■ What needs to be done ■
Quote each record exactly, please, leaving none out.
++++ Data excerpts
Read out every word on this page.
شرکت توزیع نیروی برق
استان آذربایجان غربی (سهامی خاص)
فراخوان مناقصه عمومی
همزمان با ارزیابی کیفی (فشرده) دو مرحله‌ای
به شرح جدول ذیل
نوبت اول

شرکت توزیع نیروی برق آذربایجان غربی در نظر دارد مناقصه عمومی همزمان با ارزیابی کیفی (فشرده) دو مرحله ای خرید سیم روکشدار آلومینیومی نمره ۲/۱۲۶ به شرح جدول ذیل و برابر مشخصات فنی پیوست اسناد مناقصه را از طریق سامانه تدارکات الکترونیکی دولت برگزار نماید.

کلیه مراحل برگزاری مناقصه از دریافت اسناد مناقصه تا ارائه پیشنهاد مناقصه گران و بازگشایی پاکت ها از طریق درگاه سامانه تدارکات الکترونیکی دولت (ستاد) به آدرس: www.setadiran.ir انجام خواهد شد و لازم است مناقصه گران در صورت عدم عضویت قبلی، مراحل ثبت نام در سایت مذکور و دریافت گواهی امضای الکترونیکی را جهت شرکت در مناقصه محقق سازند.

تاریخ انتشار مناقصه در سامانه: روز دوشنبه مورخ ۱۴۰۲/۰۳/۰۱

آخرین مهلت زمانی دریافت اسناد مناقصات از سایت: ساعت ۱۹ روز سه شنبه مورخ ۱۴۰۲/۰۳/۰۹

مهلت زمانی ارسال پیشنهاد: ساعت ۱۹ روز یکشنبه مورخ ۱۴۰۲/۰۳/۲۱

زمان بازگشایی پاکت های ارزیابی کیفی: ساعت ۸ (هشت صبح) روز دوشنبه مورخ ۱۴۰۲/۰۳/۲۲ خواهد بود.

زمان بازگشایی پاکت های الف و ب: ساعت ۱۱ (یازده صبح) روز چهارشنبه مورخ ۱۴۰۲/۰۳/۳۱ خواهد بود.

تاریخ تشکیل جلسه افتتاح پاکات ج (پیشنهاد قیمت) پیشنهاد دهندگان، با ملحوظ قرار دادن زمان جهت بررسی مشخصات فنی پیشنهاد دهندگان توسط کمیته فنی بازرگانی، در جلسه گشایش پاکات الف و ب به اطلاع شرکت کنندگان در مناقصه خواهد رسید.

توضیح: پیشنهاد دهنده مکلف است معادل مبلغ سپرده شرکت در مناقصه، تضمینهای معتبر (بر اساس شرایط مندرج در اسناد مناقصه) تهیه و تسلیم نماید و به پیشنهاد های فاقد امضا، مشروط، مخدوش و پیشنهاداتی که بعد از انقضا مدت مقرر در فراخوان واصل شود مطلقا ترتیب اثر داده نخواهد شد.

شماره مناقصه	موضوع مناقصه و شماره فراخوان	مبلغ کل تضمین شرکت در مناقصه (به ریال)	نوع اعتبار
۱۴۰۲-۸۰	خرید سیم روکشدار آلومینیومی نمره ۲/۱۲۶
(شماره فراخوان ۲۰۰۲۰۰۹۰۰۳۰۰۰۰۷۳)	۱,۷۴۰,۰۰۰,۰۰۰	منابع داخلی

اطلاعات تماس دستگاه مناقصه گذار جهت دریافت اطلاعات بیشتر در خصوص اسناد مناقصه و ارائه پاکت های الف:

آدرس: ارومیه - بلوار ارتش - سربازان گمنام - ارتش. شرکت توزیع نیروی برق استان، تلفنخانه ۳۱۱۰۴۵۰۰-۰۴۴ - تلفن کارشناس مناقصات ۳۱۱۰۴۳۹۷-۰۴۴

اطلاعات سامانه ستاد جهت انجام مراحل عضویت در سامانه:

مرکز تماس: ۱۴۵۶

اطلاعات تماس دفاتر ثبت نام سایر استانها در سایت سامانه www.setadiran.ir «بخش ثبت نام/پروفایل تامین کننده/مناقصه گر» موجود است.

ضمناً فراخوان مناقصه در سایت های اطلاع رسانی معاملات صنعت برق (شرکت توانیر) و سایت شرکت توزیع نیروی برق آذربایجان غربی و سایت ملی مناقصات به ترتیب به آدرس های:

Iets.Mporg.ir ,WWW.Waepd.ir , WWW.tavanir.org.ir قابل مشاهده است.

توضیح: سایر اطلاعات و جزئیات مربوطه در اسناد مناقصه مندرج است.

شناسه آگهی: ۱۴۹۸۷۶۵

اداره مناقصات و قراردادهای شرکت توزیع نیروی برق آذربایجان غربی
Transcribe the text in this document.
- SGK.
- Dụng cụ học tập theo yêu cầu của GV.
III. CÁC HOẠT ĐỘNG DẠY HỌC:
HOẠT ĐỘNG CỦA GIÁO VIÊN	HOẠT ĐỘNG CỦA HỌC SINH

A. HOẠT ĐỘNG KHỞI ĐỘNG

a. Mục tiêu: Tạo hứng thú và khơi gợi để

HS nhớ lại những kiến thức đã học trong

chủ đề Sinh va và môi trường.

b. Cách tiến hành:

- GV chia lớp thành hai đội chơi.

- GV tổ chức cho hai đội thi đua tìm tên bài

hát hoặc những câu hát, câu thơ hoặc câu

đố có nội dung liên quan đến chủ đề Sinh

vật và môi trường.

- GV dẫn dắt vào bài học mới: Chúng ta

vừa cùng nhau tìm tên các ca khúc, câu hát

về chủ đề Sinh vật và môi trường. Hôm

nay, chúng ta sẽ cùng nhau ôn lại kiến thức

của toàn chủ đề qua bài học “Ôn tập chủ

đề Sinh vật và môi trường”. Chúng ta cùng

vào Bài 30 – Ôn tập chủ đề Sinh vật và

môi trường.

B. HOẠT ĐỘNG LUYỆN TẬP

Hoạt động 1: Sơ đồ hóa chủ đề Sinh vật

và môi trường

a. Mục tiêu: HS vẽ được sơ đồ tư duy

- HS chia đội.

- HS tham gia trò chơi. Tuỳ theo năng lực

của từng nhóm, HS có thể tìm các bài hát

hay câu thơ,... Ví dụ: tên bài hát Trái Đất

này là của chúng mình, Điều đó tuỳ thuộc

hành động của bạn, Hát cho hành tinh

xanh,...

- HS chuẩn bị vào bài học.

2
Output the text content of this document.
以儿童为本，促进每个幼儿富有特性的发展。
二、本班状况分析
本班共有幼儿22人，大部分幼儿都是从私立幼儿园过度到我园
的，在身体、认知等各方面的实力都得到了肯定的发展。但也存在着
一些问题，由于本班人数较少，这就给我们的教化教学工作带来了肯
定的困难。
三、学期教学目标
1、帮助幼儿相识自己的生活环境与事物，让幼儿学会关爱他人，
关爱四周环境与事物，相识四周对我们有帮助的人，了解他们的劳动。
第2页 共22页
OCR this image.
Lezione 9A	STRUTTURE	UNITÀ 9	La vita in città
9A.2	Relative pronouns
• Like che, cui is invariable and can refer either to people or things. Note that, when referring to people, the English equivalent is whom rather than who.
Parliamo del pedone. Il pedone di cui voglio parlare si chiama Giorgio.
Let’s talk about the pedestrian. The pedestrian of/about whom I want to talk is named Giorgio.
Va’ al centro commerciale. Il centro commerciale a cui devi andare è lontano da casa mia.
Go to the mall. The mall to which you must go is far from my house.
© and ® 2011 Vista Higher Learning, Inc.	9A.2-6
++++++++
■ Answer for the task ■
Read out every word on this page.
شرکت توزیع نیروی برق
استان آذربایجان غربی (سهامی خاص)
فراخوان مناقصه عمومی
همزمان با ارزیابی کیفی (فشرده) دو مرحله‌ای
به شرح جدول ذیل
نوبت اول

شرکت توزیع نیروی برق آذربایجان غربی در نظر دارد مناقصه عمومی همزمان با ارزیابی کیفی (فشرده) دو مرحله ای خرید سیم روکشدار آلومینیومی نمره ۲/۱۲۶ به شرح جدول ذیل و برابر مشخصات فنی پیوست اسناد مناقصه را از طریق سامانه تدارکات الکترونیکی دولت برگزار نماید.

کلیه مراحل برگزاری مناقصه از دریافت اسناد مناقصه تا ارائه پیشنهاد مناقصه گران و بازگشایی پاکت ها از طریق درگاه سامانه تدارکات الکترونیکی دولت (ستاد) به آدرس: www.setadiran.ir انجام خواهد شد و لازم است مناقصه گران در صورت عدم عضویت قبلی، مراحل ثبت نام در سایت مذکور و دریافت گواهی امضای الکترونیکی را جهت شرکت در مناقصه محقق سازند.

تاریخ انتشار مناقصه در سامانه: روز دوشنبه مورخ ۱۴۰۲/۰۳/۰۱

آخرین مهلت زمانی دریافت اسناد مناقصات از سایت: ساعت ۱۹ روز سه شنبه مورخ ۱۴۰۲/۰۳/۰۹

مهلت زمانی ارسال پیشنهاد: ساعت ۱۹ روز یکشنبه مورخ ۱۴۰۲/۰۳/۲۱

زمان بازگشایی پاکت های ارزیابی کیفی: ساعت ۸ (هشت صبح) روز دوشنبه مورخ ۱۴۰۲/۰۳/۲۲ خواهد بود.

زمان بازگشایی پاکت های الف و ب: ساعت ۱۱ (یازده صبح) روز چهارشنبه مورخ ۱۴۰۲/۰۳/۳۱ خواهد بود.

تاریخ تشکیل جلسه افتتاح پاکات ج (پیشنهاد قیمت) پیشنهاد دهندگان، با ملحوظ قرار دادن زمان جهت بررسی مشخصات فنی پیشنهاد دهندگان توسط کمیته فنی بازرگانی، در جلسه گشایش پاکات الف و ب به اطلاع شرکت کنندگان در مناقصه خواهد رسید.

توضیح: پیشنهاد دهنده مکلف است معادل مبلغ سپرده شرکت در مناقصه، تضمینهای معتبر (بر اساس شرایط مندرج در اسناد مناقصه) تهیه و تسلیم نماید و به پیشنهاد های فاقد امضا، مشروط، مخدوش و پیشنهاداتی که بعد از انقضا مدت مقرر در فراخوان واصل شود مطلقا ترتیب اثر داده نخواهد شد.

شماره مناقصه	موضوع مناقصه و شماره فراخوان	مبلغ کل تضمین شرکت در مناقصه (به ریال)	نوع اعتبار
۱۴۰۲-۸۰	خرید سیم روکشدار آلومینیومی نمره ۲/۱۲۶
(شماره فراخوان ۲۰۰۲۰۰۹۰۰۳۰۰۰۰۷۳)	۱,۷۴۰,۰۰۰,۰۰۰	منابع داخلی

اطلاعات تماس دستگاه مناقصه گذار جهت دریافت اطلاعات بیشتر در خصوص اسناد مناقصه و ارائه پاکت های الف:

آدرس: ارومیه - بلوار ارتش - سربازان گمنام - ارتش. شرکت توزیع نیروی برق استان، تلفنخانه ۳۱۱۰۴۵۰۰-۰۴۴ - تلفن کارشناس مناقصات ۳۱۱۰۴۳۹۷-۰۴۴

اطلاعات سامانه ستاد جهت انجام مراحل عضویت در سامانه:

مرکز تماس: ۱۴۵۶

اطلاعات تماس دفاتر ثبت نام سایر استانها در سایت سامانه www.setadiran.ir «بخش ثبت نام/پروفایل تامین کننده/مناقصه گر» موجود است.

ضمناً فراخوان مناقصه در سایت های اطلاع رسانی معاملات صنعت برق (شرکت توانیر) و سایت شرکت توزیع نیروی برق آذربایجان غربی و سایت ملی مناقصات به ترتیب به آدرس های:

Iets.Mporg.ir ,WWW.Waepd.ir , WWW.tavanir.org.ir قابل مشاهده است.

توضیح: سایر اطلاعات و جزئیات مربوطه در اسناد مناقصه مندرج است.

شناسه آگهی: ۱۴۹۸۷۶۵

اداره مناقصات و قراردادهای شرکت توزیع نیروی برق آذربایجان غربی
Transcribe the text in this document.
- SGK.
- Dụng cụ học tập theo yêu cầu của GV.
III. CÁC HOẠT ĐỘNG DẠY HỌC:
HOẠT ĐỘNG CỦA GIÁO VIÊN	HOẠT ĐỘNG CỦA HỌC SINH

A. HOẠT ĐỘNG KHỞI ĐỘNG

a. Mục tiêu: Tạo hứng thú và khơi gợi để

HS nhớ lại những kiến thức đã học trong

chủ đề Sinh va và môi trường.

b. Cách tiến hành:

- GV chia lớp thành hai đội chơi.

- GV tổ chức cho hai đội thi đua tìm tên bài

hát hoặc những câu hát, câu thơ hoặc câu

đố có nội dung liên quan đến chủ đề Sinh

vật và môi trường.

- GV dẫn dắt vào bài học mới: Chúng ta

vừa cùng nhau tìm tên các ca khúc, câu hát

về chủ đề Sinh vật và môi trường. Hôm

nay, chúng ta sẽ cùng nhau ôn lại kiến thức

của toàn chủ đề qua bài học “Ôn tập chủ

đề Sinh vật và môi trường”. Chúng ta cùng

vào Bài 30 – Ôn tập chủ đề Sinh vật và

môi trường.

B. HOẠT ĐỘNG LUYỆN TẬP

Hoạt động 1: Sơ đồ hóa chủ đề Sinh vật

và môi trường

a. Mục tiêu: HS vẽ được sơ đồ tư duy

- HS chia đội.

- HS tham gia trò chơi. Tuỳ theo năng lực

của từng nhóm, HS có thể tìm các bài hát

hay câu thơ,... Ví dụ: tên bài hát Trái Đất

này là của chúng mình, Điều đó tuỳ thuộc

hành động của bạn, Hát cho hành tinh

xanh,...

- HS chuẩn bị vào bài học.

2
Output the text content of this document.
以儿童为本，促进每个幼儿富有特性的发展。
二、本班状况分析
本班共有幼儿22人，大部分幼儿都是从私立幼儿园过度到我园
的，在身体、认知等各方面的实力都得到了肯定的发展。但也存在着
一些问题，由于本班人数较少，这就给我们的教化教学工作带来了肯
定的困难。
三、学期教学目标
1、帮助幼儿相识自己的生活环境与事物，让幼儿学会关爱他人，
关爱四周环境与事物，相识四周对我们有帮助的人，了解他们的劳动。
第2页 共22页
OCR this image.
Lezione 9A	STRUTTURE	UNITÀ 9	La vita in città
9A.2	Relative pronouns
• Like che, cui is invariable and can refer either to people or things. Note that, when referring to people, the English equivalent is whom rather than who.
Parliamo del pedone. Il pedone di cui voglio parlare si chiama Giorgio.
Let’s talk about the pedestrian. The pedestrian of/about whom I want to talk is named Giorgio.
Va’ al centro commerciale. Il centro commerciale a cui devi andare è lontano da casa mia.
Go to the mall. The mall to which you must go is far from my house.
© and ® 2011 Vista Higher Learning, Inc.	9A.2-6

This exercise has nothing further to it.